The problem
Copy each of the rows below word for word, omitting the pictures.

-- Start Material for the task --

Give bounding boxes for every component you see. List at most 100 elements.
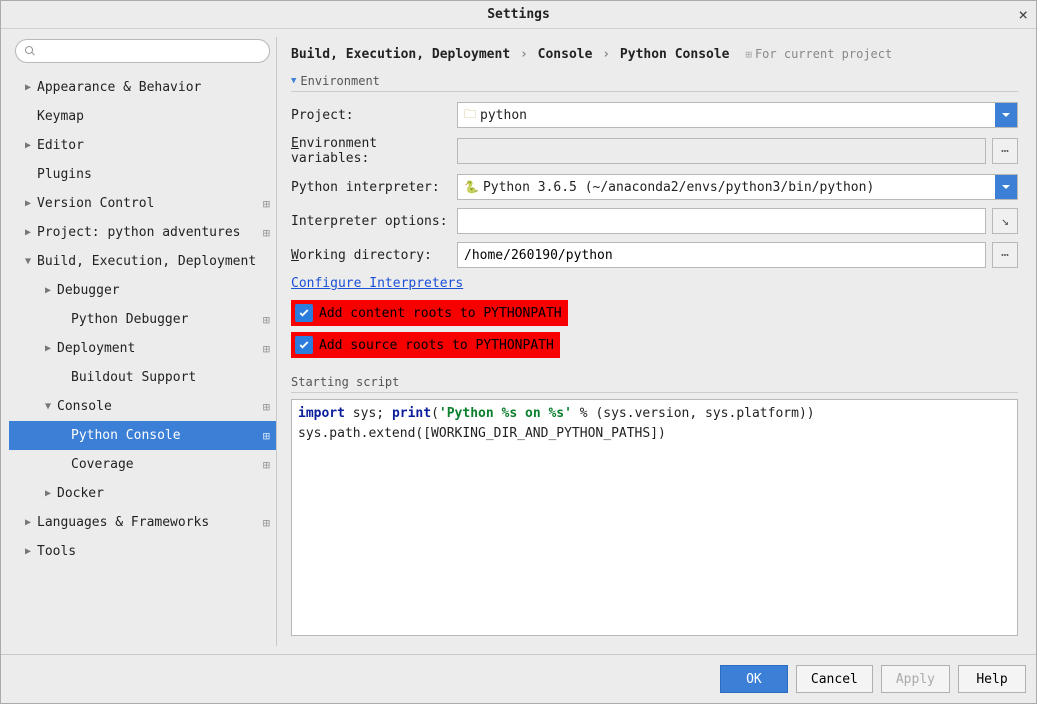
ok-button[interactable]: OK bbox=[720, 665, 788, 693]
search-icon bbox=[24, 45, 36, 57]
tree-item-label: Editor bbox=[37, 138, 270, 153]
caret-icon: ▶ bbox=[43, 285, 53, 296]
tree-item-docker[interactable]: ▶Docker bbox=[9, 479, 276, 508]
tree-item-label: Plugins bbox=[37, 167, 270, 182]
add-source-roots-checkbox[interactable] bbox=[295, 336, 313, 354]
tree-item-label: Appearance & Behavior bbox=[37, 80, 270, 95]
project-scope-icon: ⊞ bbox=[263, 458, 270, 472]
project-scope-icon: ⊞ bbox=[263, 226, 270, 240]
interpreter-label: Python interpreter: bbox=[291, 180, 451, 195]
caret-icon: ▶ bbox=[23, 546, 33, 557]
window-title: Settings bbox=[487, 7, 550, 22]
apply-button[interactable]: Apply bbox=[881, 665, 950, 693]
caret-icon: ▶ bbox=[23, 198, 33, 209]
settings-tree: ▶ Appearance & Behavior Keymap ▶ Editor Plugi… bbox=[9, 73, 276, 646]
workdir-browse-button[interactable]: ⋯ bbox=[992, 242, 1018, 268]
chevron-down-icon bbox=[995, 103, 1017, 127]
tree-item-label: Keymap bbox=[37, 109, 270, 124]
tree-item-version-control[interactable]: ▶ Version Control ⊞ bbox=[9, 189, 276, 218]
interp-opts-input[interactable] bbox=[457, 208, 986, 234]
help-button[interactable]: Help bbox=[958, 665, 1026, 693]
search-box[interactable] bbox=[15, 39, 270, 63]
tree-item-languages-frameworks[interactable]: ▶Languages & Frameworks⊞ bbox=[9, 508, 276, 537]
section-title: Environment bbox=[300, 74, 379, 88]
tree-item-buildout-support[interactable]: Buildout Support bbox=[9, 363, 276, 392]
sidebar: ▶ Appearance & Behavior Keymap ▶ Editor Plugi… bbox=[9, 37, 277, 646]
tree-item-keymap[interactable]: Keymap bbox=[9, 102, 276, 131]
tree-item-label: Debugger bbox=[57, 283, 270, 298]
tree-item-python-console[interactable]: Python Console ⊞ bbox=[9, 421, 276, 450]
tree-item-label: Coverage bbox=[71, 457, 259, 472]
project-label: Project: bbox=[291, 108, 451, 123]
tree-item-label: Deployment bbox=[57, 341, 259, 356]
tree-item-label: Tools bbox=[37, 544, 270, 559]
add-content-roots-checkbox[interactable] bbox=[295, 304, 313, 322]
tree-item-coverage[interactable]: Coverage ⊞ bbox=[9, 450, 276, 479]
tree-item-label: Version Control bbox=[37, 196, 259, 211]
chevron-down-icon bbox=[995, 175, 1017, 199]
titlebar: Settings × bbox=[1, 1, 1036, 29]
tree-item-deployment[interactable]: ▶Deployment⊞ bbox=[9, 334, 276, 363]
envvars-field[interactable] bbox=[457, 138, 986, 164]
add-source-roots-highlight: Add source roots to PYTHONPATH bbox=[291, 332, 560, 358]
tree-item-console[interactable]: ▼ Console ⊞ bbox=[9, 392, 276, 421]
folder-icon: 🗀 bbox=[464, 105, 476, 126]
project-scope-icon: ⊞ bbox=[263, 197, 270, 211]
interp-opts-expand-button[interactable]: ↘ bbox=[992, 208, 1018, 234]
envvars-browse-button[interactable]: ⋯ bbox=[992, 138, 1018, 164]
tree-item-appearance-behavior[interactable]: ▶ Appearance & Behavior bbox=[9, 73, 276, 102]
search-input[interactable] bbox=[42, 44, 261, 59]
project-scope-icon: ⊞ bbox=[263, 400, 270, 414]
tree-item-tools[interactable]: ▶ Tools bbox=[9, 537, 276, 566]
caret-icon: ▼ bbox=[43, 401, 53, 412]
environment-form: Project: 🗀 python Environment variables:… bbox=[291, 102, 1018, 268]
starting-script-editor[interactable]: import sys; print('Python %s on %s' % (s… bbox=[291, 399, 1018, 636]
close-icon[interactable]: × bbox=[1018, 5, 1028, 24]
interp-opts-label: Interpreter options: bbox=[291, 214, 451, 229]
caret-icon: ▶ bbox=[23, 140, 33, 151]
section-starting-script: Starting script bbox=[291, 375, 1018, 393]
tree-item-editor[interactable]: ▶ Editor bbox=[9, 131, 276, 160]
breadcrumb-part: Build, Execution, Deployment bbox=[291, 47, 510, 62]
tree-item-python-debugger[interactable]: Python Debugger⊞ bbox=[9, 305, 276, 334]
configure-interpreters-link[interactable]: Configure Interpreters bbox=[291, 276, 1018, 291]
breadcrumb-separator-icon: › bbox=[602, 47, 610, 62]
caret-icon: ▶ bbox=[23, 82, 33, 93]
project-dropdown[interactable]: 🗀 python bbox=[457, 102, 1018, 128]
tree-item-project-python-adventures[interactable]: ▶ Project: python adventures ⊞ bbox=[9, 218, 276, 247]
tree-item-label: Docker bbox=[57, 486, 270, 501]
caret-icon: ▶ bbox=[23, 227, 33, 238]
interpreter-dropdown[interactable]: 🐍 Python 3.6.5 (~/anaconda2/envs/python3… bbox=[457, 174, 1018, 200]
caret-icon: ▶ bbox=[23, 517, 33, 528]
project-scope-icon: ⊞ bbox=[263, 429, 270, 443]
cancel-button[interactable]: Cancel bbox=[796, 665, 873, 693]
project-scope-icon: ⊞ bbox=[263, 342, 270, 356]
tree-item-label: Buildout Support bbox=[71, 370, 270, 385]
tree-item-label: Project: python adventures bbox=[37, 225, 259, 240]
disclosure-icon[interactable]: ▼ bbox=[291, 76, 296, 86]
tree-item-label: Console bbox=[57, 399, 259, 414]
dialog-footer: OK Cancel Apply Help bbox=[1, 654, 1036, 703]
tree-item-debugger[interactable]: ▶ Debugger bbox=[9, 276, 276, 305]
add-source-roots-row: Add source roots to PYTHONPATH bbox=[291, 332, 1018, 358]
tree-item-build-execution-deployment[interactable]: ▼Build, Execution, Deployment bbox=[9, 247, 276, 276]
workdir-input[interactable] bbox=[457, 242, 986, 268]
interpreter-value: Python 3.6.5 (~/anaconda2/envs/python3/b… bbox=[483, 180, 874, 195]
add-content-roots-row: Add content roots to PYTHONPATH bbox=[291, 300, 1018, 326]
add-content-roots-highlight: Add content roots to PYTHONPATH bbox=[291, 300, 568, 326]
tree-item-label: Python Console bbox=[71, 428, 259, 443]
project-scope-icon: ⊞ bbox=[263, 313, 270, 327]
project-scope-icon: ⊞ bbox=[263, 516, 270, 530]
main-panel: Build, Execution, Deployment › Console ›… bbox=[277, 37, 1028, 646]
workdir-label: Working directory: bbox=[291, 248, 451, 263]
breadcrumb: Build, Execution, Deployment › Console ›… bbox=[291, 41, 1018, 74]
breadcrumb-part: Python Console bbox=[620, 47, 730, 62]
tree-item-label: Build, Execution, Deployment bbox=[37, 254, 270, 269]
breadcrumb-part: Console bbox=[538, 47, 593, 62]
envvars-label: Environment variables: bbox=[291, 136, 451, 166]
tree-item-plugins[interactable]: Plugins bbox=[9, 160, 276, 189]
settings-window: Settings × ▶Appearance & BehaviorKeymap▶… bbox=[0, 0, 1037, 704]
add-source-roots-label: Add source roots to PYTHONPATH bbox=[319, 338, 554, 353]
breadcrumb-separator-icon: › bbox=[520, 47, 528, 62]
content-area: ▶ Appearance & Behavior Keymap ▶ Editor Plugi… bbox=[1, 29, 1036, 654]
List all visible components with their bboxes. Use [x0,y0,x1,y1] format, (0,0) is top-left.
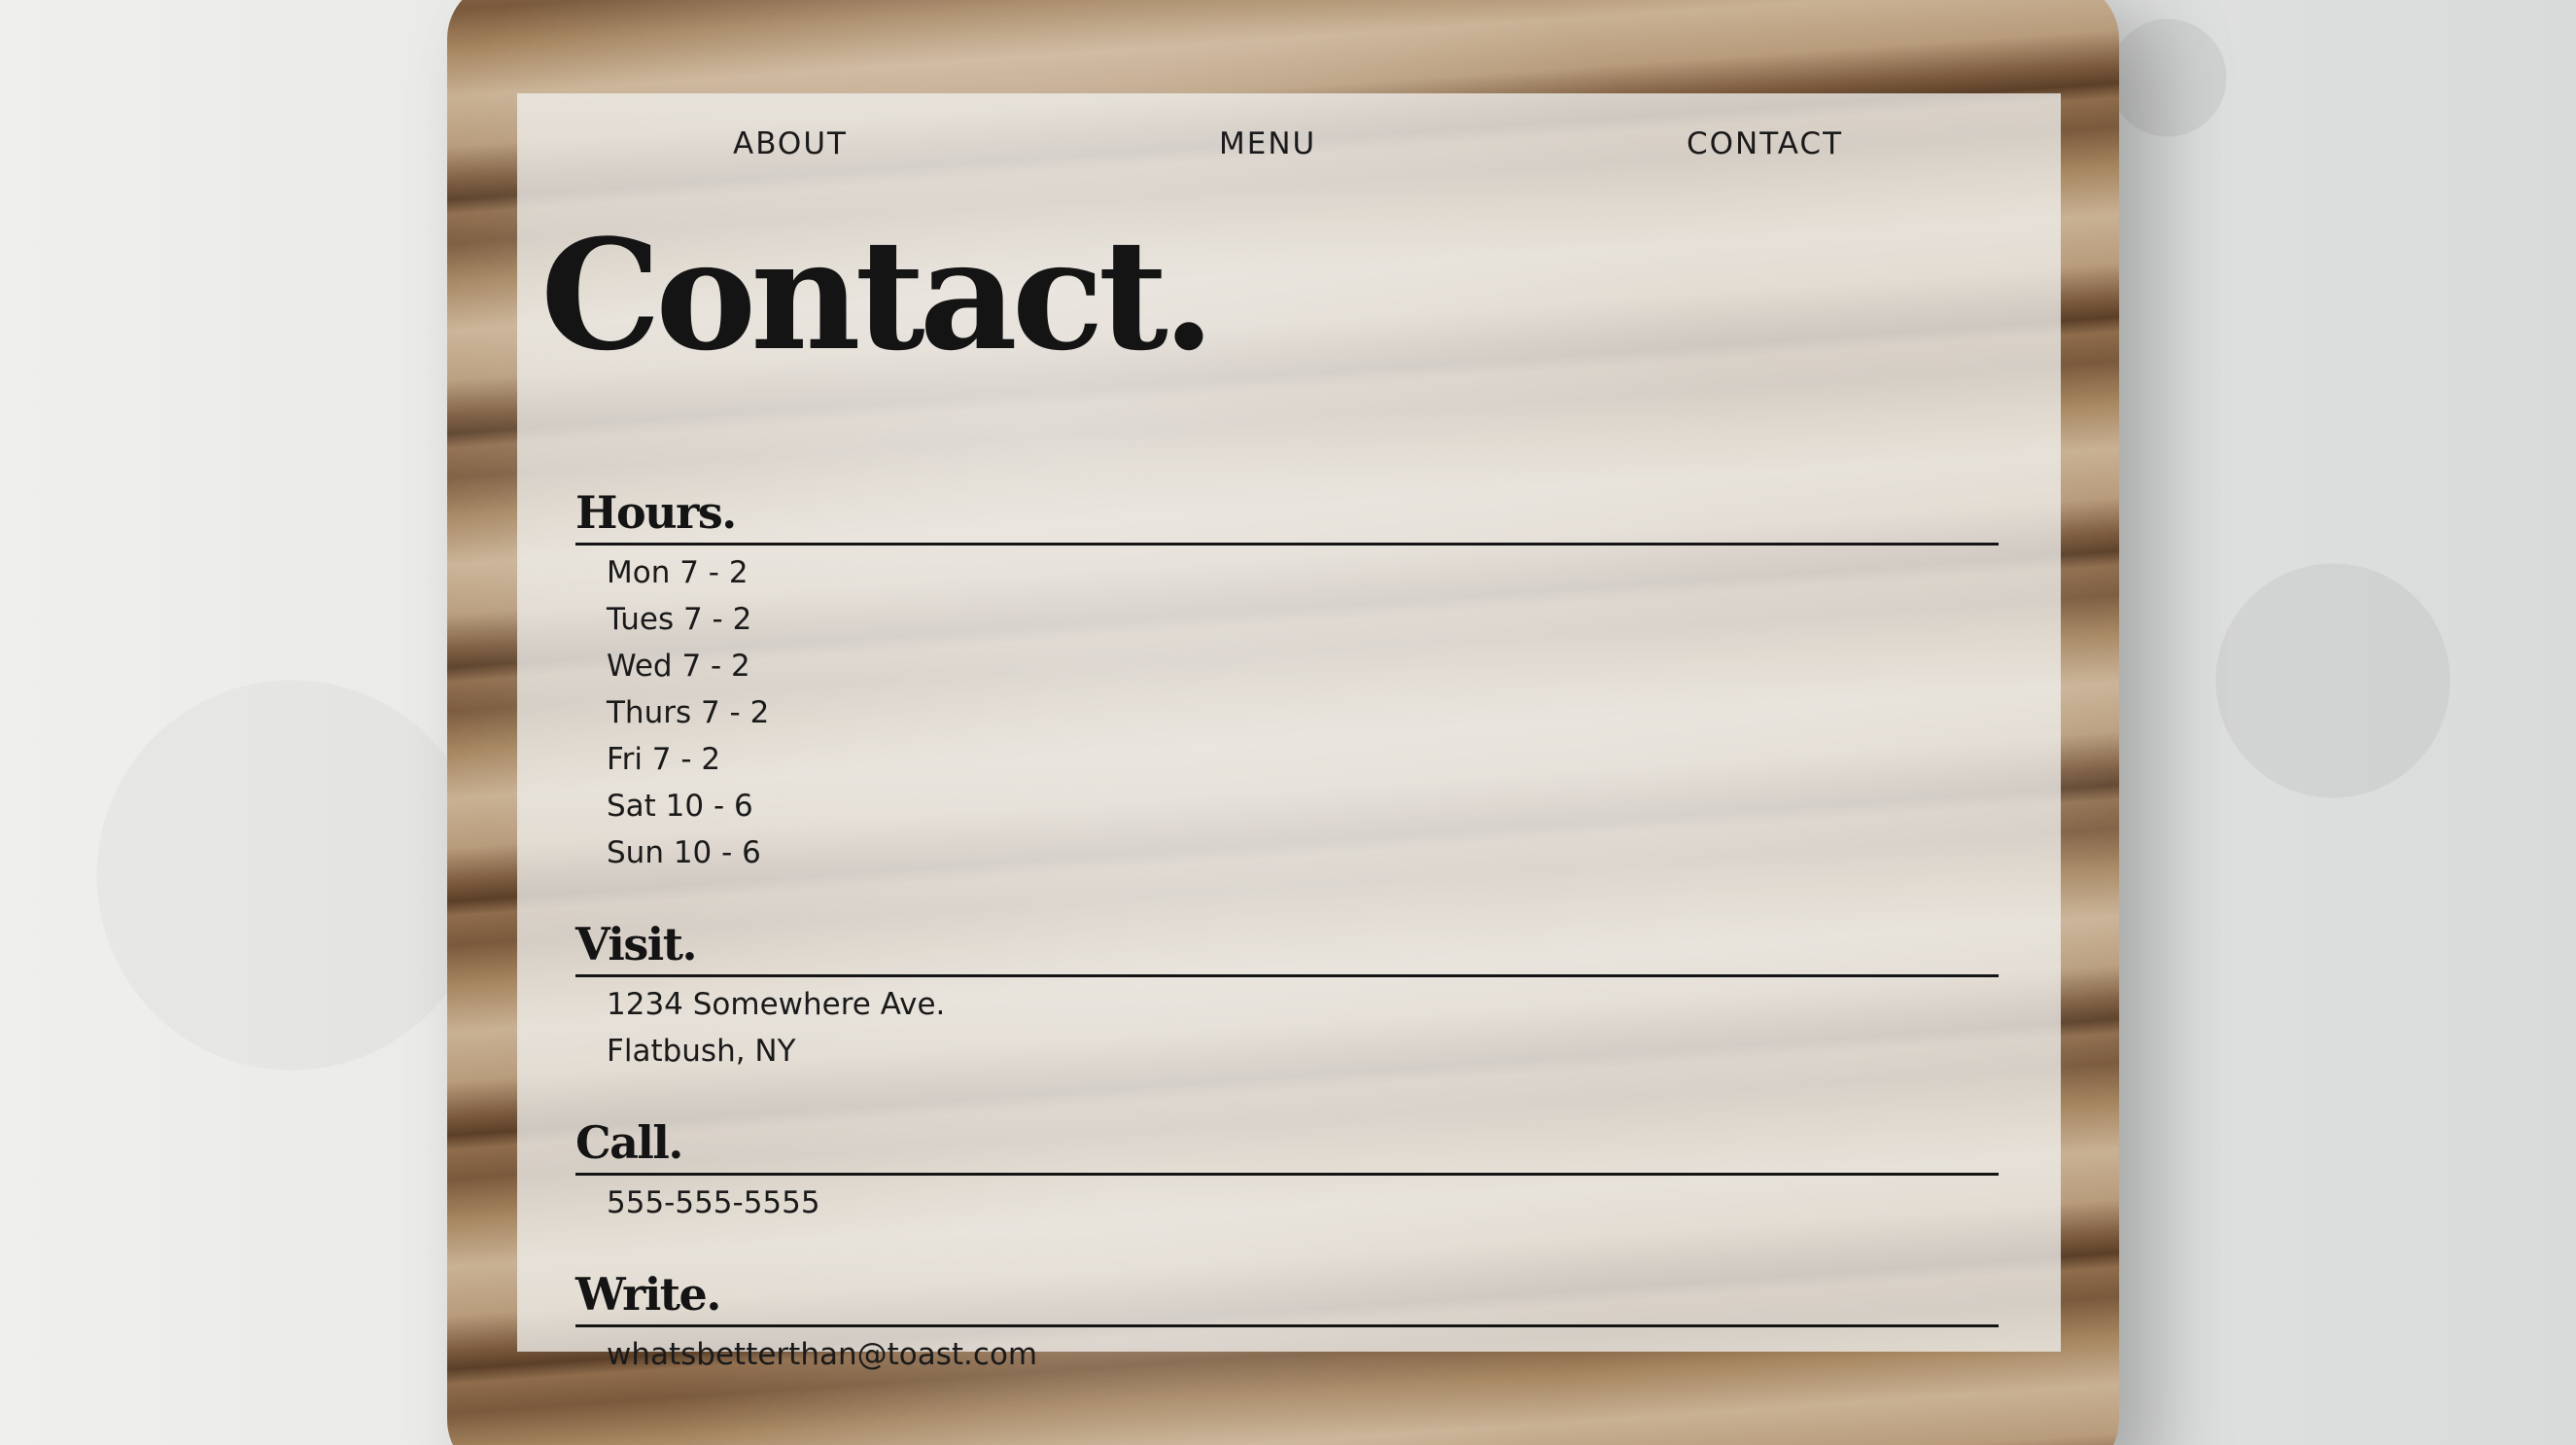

-- End Material for the task --

Result of the exercise
Give bounding boxes for every component you see. List at most 100 elements.
ok-button[interactable]: OK bbox=[720, 665, 788, 693]
search-icon bbox=[24, 45, 36, 57]
tree-item-label: Editor bbox=[37, 138, 270, 153]
caret-icon: ▶ bbox=[43, 285, 53, 296]
tree-item-docker[interactable]: ▶Docker bbox=[9, 479, 276, 508]
tree-item-label: Plugins bbox=[37, 167, 270, 182]
add-source-roots-checkbox[interactable] bbox=[295, 336, 313, 354]
tree-item-label: Appearance & Behavior bbox=[37, 80, 270, 95]
project-scope-icon: ⊞ bbox=[263, 458, 270, 472]
project-scope-icon: ⊞ bbox=[263, 226, 270, 240]
interpreter-label: Python interpreter: bbox=[291, 180, 451, 195]
caret-icon: ▶ bbox=[23, 546, 33, 557]
window-title: Settings bbox=[487, 7, 550, 22]
apply-button[interactable]: Apply bbox=[881, 665, 950, 693]
caret-icon: ▶ bbox=[23, 198, 33, 209]
settings-tree: ▶ Appearance & Behavior Keymap ▶ Editor Plugi… bbox=[9, 73, 276, 646]
workdir-browse-button[interactable]: ⋯ bbox=[992, 242, 1018, 268]
chevron-down-icon bbox=[995, 103, 1017, 127]
tree-item-label: Keymap bbox=[37, 109, 270, 124]
tree-item-version-control[interactable]: ▶ Version Control ⊞ bbox=[9, 189, 276, 218]
interp-opts-input[interactable] bbox=[457, 208, 986, 234]
help-button[interactable]: Help bbox=[958, 665, 1026, 693]
search-box[interactable] bbox=[15, 39, 270, 63]
tree-item-languages-frameworks[interactable]: ▶Languages & Frameworks⊞ bbox=[9, 508, 276, 537]
section-title: Environment bbox=[300, 74, 379, 88]
tree-item-buildout-support[interactable]: Buildout Support bbox=[9, 363, 276, 392]
sidebar: ▶ Appearance & Behavior Keymap ▶ Editor Plugi… bbox=[9, 37, 277, 646]
tree-item-keymap[interactable]: Keymap bbox=[9, 102, 276, 131]
tree-item-label: Debugger bbox=[57, 283, 270, 298]
tree-item-python-console[interactable]: Python Console ⊞ bbox=[9, 421, 276, 450]
tree-item-label: Coverage bbox=[71, 457, 259, 472]
project-label: Project: bbox=[291, 108, 451, 123]
tree-item-label: Deployment bbox=[57, 341, 259, 356]
tree-item-label: Tools bbox=[37, 544, 270, 559]
add-content-roots-checkbox[interactable] bbox=[295, 304, 313, 322]
tree-item-coverage[interactable]: Coverage ⊞ bbox=[9, 450, 276, 479]
tree-item-label: Version Control bbox=[37, 196, 259, 211]
chevron-down-icon bbox=[995, 175, 1017, 199]
titlebar: Settings × bbox=[1, 1, 1036, 29]
tree-item-deployment[interactable]: ▶Deployment⊞ bbox=[9, 334, 276, 363]
envvars-field[interactable] bbox=[457, 138, 986, 164]
add-source-roots-highlight: Add source roots to PYTHONPATH bbox=[291, 332, 560, 358]
tree-item-console[interactable]: ▼ Console ⊞ bbox=[9, 392, 276, 421]
folder-icon: 🗀 bbox=[464, 105, 476, 126]
project-scope-icon: ⊞ bbox=[263, 197, 270, 211]
interp-opts-expand-button[interactable]: ↘ bbox=[992, 208, 1018, 234]
envvars-browse-button[interactable]: ⋯ bbox=[992, 138, 1018, 164]
tree-item-appearance-behavior[interactable]: ▶ Appearance & Behavior bbox=[9, 73, 276, 102]
search-input[interactable] bbox=[42, 44, 261, 59]
project-scope-icon: ⊞ bbox=[263, 400, 270, 414]
tree-item-tools[interactable]: ▶ Tools bbox=[9, 537, 276, 566]
caret-icon: ▼ bbox=[43, 401, 53, 412]
environment-form: Project: 🗀 python Environment variables:… bbox=[291, 102, 1018, 268]
starting-script-editor[interactable]: import sys; print('Python %s on %s' % (s… bbox=[291, 399, 1018, 636]
close-icon[interactable]: × bbox=[1018, 5, 1028, 24]
interp-opts-label: Interpreter options: bbox=[291, 214, 451, 229]
caret-icon: ▶ bbox=[23, 140, 33, 151]
section-starting-script: Starting script bbox=[291, 375, 1018, 393]
tree-item-editor[interactable]: ▶ Editor bbox=[9, 131, 276, 160]
breadcrumb-part: Build, Execution, Deployment bbox=[291, 47, 510, 62]
tree-item-python-debugger[interactable]: Python Debugger⊞ bbox=[9, 305, 276, 334]
configure-interpreters-link[interactable]: Configure Interpreters bbox=[291, 276, 1018, 291]
breadcrumb-separator-icon: › bbox=[602, 47, 610, 62]
caret-icon: ▶ bbox=[23, 82, 33, 93]
project-dropdown[interactable]: 🗀 python bbox=[457, 102, 1018, 128]
tree-item-project-python-adventures[interactable]: ▶ Project: python adventures ⊞ bbox=[9, 218, 276, 247]
tree-item-label: Docker bbox=[57, 486, 270, 501]
caret-icon: ▶ bbox=[23, 227, 33, 238]
interpreter-dropdown[interactable]: 🐍 Python 3.6.5 (~/anaconda2/envs/python3… bbox=[457, 174, 1018, 200]
caret-icon: ▶ bbox=[23, 517, 33, 528]
project-scope-icon: ⊞ bbox=[263, 429, 270, 443]
cancel-button[interactable]: Cancel bbox=[796, 665, 873, 693]
project-scope-icon: ⊞ bbox=[263, 342, 270, 356]
tree-item-label: Buildout Support bbox=[71, 370, 270, 385]
tree-item-label: Project: python adventures bbox=[37, 225, 259, 240]
disclosure-icon[interactable]: ▼ bbox=[291, 76, 296, 86]
tree-item-label: Console bbox=[57, 399, 259, 414]
dialog-footer: OK Cancel Apply Help bbox=[1, 654, 1036, 703]
tree-item-debugger[interactable]: ▶ Debugger bbox=[9, 276, 276, 305]
add-source-roots-row: Add source roots to PYTHONPATH bbox=[291, 332, 1018, 358]
tree-item-build-execution-deployment[interactable]: ▼Build, Execution, Deployment bbox=[9, 247, 276, 276]
workdir-input[interactable] bbox=[457, 242, 986, 268]
interpreter-value: Python 3.6.5 (~/anaconda2/envs/python3/b… bbox=[483, 180, 874, 195]
add-content-roots-row: Add content roots to PYTHONPATH bbox=[291, 300, 1018, 326]
add-content-roots-highlight: Add content roots to PYTHONPATH bbox=[291, 300, 568, 326]
tree-item-label: Python Console bbox=[71, 428, 259, 443]
project-scope-icon: ⊞ bbox=[263, 313, 270, 327]
project-scope-icon: ⊞ bbox=[263, 516, 270, 530]
main-panel: Build, Execution, Deployment › Console ›… bbox=[277, 37, 1028, 646]
workdir-label: Working directory: bbox=[291, 248, 451, 263]
breadcrumb: Build, Execution, Deployment › Console ›… bbox=[291, 41, 1018, 74]
breadcrumb-part: Python Console bbox=[620, 47, 730, 62]
tree-item-label: Build, Execution, Deployment bbox=[37, 254, 270, 269]
breadcrumb-part: Console bbox=[538, 47, 593, 62]
envvars-label: Environment variables: bbox=[291, 136, 451, 166]
tree-item-plugins[interactable]: Plugins bbox=[9, 160, 276, 189]
settings-window: Settings × ▶Appearance & BehaviorKeymap▶… bbox=[0, 0, 1037, 704]
add-source-roots-label: Add source roots to PYTHONPATH bbox=[319, 338, 554, 353]
breadcrumb-separator-icon: › bbox=[520, 47, 528, 62]
content-area: ▶ Appearance & Behavior Keymap ▶ Editor Plugi… bbox=[1, 29, 1036, 654]
List all visible components with their bboxes. Use [x0,y0,x1,y1] format, (0,0) is top-left.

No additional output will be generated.